Write the data out again in full, with no departure from the original.

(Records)
-*-*-
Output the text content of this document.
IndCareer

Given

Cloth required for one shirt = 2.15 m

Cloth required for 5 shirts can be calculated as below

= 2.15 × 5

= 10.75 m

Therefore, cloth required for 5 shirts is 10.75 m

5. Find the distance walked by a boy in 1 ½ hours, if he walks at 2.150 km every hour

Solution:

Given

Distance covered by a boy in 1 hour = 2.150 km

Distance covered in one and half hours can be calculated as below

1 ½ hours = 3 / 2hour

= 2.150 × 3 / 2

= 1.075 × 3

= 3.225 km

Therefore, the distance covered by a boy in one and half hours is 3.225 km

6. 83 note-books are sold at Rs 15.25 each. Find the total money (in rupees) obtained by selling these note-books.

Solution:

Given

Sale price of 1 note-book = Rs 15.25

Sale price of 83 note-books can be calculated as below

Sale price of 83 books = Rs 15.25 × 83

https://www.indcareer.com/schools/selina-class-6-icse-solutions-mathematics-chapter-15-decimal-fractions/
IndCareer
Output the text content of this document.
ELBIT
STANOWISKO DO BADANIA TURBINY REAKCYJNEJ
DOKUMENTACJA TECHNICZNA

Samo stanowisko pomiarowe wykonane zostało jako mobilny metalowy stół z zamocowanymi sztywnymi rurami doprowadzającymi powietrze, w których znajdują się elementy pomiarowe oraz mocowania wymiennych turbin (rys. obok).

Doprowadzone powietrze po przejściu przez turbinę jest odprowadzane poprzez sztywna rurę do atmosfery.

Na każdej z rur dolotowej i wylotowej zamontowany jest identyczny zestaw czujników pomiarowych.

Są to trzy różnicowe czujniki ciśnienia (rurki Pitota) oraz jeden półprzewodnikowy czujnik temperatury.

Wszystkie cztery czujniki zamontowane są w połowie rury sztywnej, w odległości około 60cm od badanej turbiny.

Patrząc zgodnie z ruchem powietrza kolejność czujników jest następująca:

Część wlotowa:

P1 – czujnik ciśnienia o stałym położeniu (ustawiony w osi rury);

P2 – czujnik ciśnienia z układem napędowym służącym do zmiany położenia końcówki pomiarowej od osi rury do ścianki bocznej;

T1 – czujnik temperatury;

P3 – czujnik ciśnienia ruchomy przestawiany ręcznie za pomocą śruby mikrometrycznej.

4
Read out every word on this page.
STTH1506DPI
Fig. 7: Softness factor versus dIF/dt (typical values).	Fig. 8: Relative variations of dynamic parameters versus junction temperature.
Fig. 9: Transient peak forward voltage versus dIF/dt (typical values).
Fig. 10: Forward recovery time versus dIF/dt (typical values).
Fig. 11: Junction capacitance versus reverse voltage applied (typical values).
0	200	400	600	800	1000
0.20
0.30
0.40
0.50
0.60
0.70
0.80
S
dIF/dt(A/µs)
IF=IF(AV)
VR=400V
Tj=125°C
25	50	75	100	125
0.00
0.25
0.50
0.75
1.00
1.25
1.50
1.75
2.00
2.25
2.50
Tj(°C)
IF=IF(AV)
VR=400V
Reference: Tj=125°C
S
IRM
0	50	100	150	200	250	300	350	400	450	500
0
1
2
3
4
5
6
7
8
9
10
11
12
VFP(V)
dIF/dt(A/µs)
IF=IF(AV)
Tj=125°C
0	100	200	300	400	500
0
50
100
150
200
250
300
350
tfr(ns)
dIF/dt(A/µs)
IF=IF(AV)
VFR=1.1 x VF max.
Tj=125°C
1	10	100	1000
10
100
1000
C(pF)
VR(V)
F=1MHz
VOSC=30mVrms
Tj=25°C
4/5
-*-*-
Exercise answer
Output the text content of this document.
IndCareer

Given

Cloth required for one shirt = 2.15 m

Cloth required for 5 shirts can be calculated as below

= 2.15 × 5

= 10.75 m

Therefore, cloth required for 5 shirts is 10.75 m

5. Find the distance walked by a boy in 1 ½ hours, if he walks at 2.150 km every hour

Solution:

Given

Distance covered by a boy in 1 hour = 2.150 km

Distance covered in one and half hours can be calculated as below

1 ½ hours = 3 / 2hour

= 2.150 × 3 / 2

= 1.075 × 3

= 3.225 km

Therefore, the distance covered by a boy in one and half hours is 3.225 km

6. 83 note-books are sold at Rs 15.25 each. Find the total money (in rupees) obtained by selling these note-books.

Solution:

Given

Sale price of 1 note-book = Rs 15.25

Sale price of 83 note-books can be calculated as below

Sale price of 83 books = Rs 15.25 × 83

https://www.indcareer.com/schools/selina-class-6-icse-solutions-mathematics-chapter-15-decimal-fractions/
IndCareer
Output the text content of this document.
ELBIT
STANOWISKO DO BADANIA TURBINY REAKCYJNEJ
DOKUMENTACJA TECHNICZNA

Samo stanowisko pomiarowe wykonane zostało jako mobilny metalowy stół z zamocowanymi sztywnymi rurami doprowadzającymi powietrze, w których znajdują się elementy pomiarowe oraz mocowania wymiennych turbin (rys. obok).

Doprowadzone powietrze po przejściu przez turbinę jest odprowadzane poprzez sztywna rurę do atmosfery.

Na każdej z rur dolotowej i wylotowej zamontowany jest identyczny zestaw czujników pomiarowych.

Są to trzy różnicowe czujniki ciśnienia (rurki Pitota) oraz jeden półprzewodnikowy czujnik temperatury.

Wszystkie cztery czujniki zamontowane są w połowie rury sztywnej, w odległości około 60cm od badanej turbiny.

Patrząc zgodnie z ruchem powietrza kolejność czujników jest następująca:

Część wlotowa:

P1 – czujnik ciśnienia o stałym położeniu (ustawiony w osi rury);

P2 – czujnik ciśnienia z układem napędowym służącym do zmiany położenia końcówki pomiarowej od osi rury do ścianki bocznej;

T1 – czujnik temperatury;

P3 – czujnik ciśnienia ruchomy przestawiany ręcznie za pomocą śruby mikrometrycznej.

4
Read out every word on this page.
STTH1506DPI
Fig. 7: Softness factor versus dIF/dt (typical values).	Fig. 8: Relative variations of dynamic parameters versus junction temperature.
Fig. 9: Transient peak forward voltage versus dIF/dt (typical values).
Fig. 10: Forward recovery time versus dIF/dt (typical values).
Fig. 11: Junction capacitance versus reverse voltage applied (typical values).
0	200	400	600	800	1000
0.20
0.30
0.40
0.50
0.60
0.70
0.80
S
dIF/dt(A/µs)
IF=IF(AV)
VR=400V
Tj=125°C
25	50	75	100	125
0.00
0.25
0.50
0.75
1.00
1.25
1.50
1.75
2.00
2.25
2.50
Tj(°C)
IF=IF(AV)
VR=400V
Reference: Tj=125°C
S
IRM
0	50	100	150	200	250	300	350	400	450	500
0
1
2
3
4
5
6
7
8
9
10
11
12
VFP(V)
dIF/dt(A/µs)
IF=IF(AV)
Tj=125°C
0	100	200	300	400	500
0
50
100
150
200
250
300
350
tfr(ns)
dIF/dt(A/µs)
IF=IF(AV)
VFR=1.1 x VF max.
Tj=125°C
1	10	100	1000
10
100
1000
C(pF)
VR(V)
F=1MHz
VOSC=30mVrms
Tj=25°C
4/5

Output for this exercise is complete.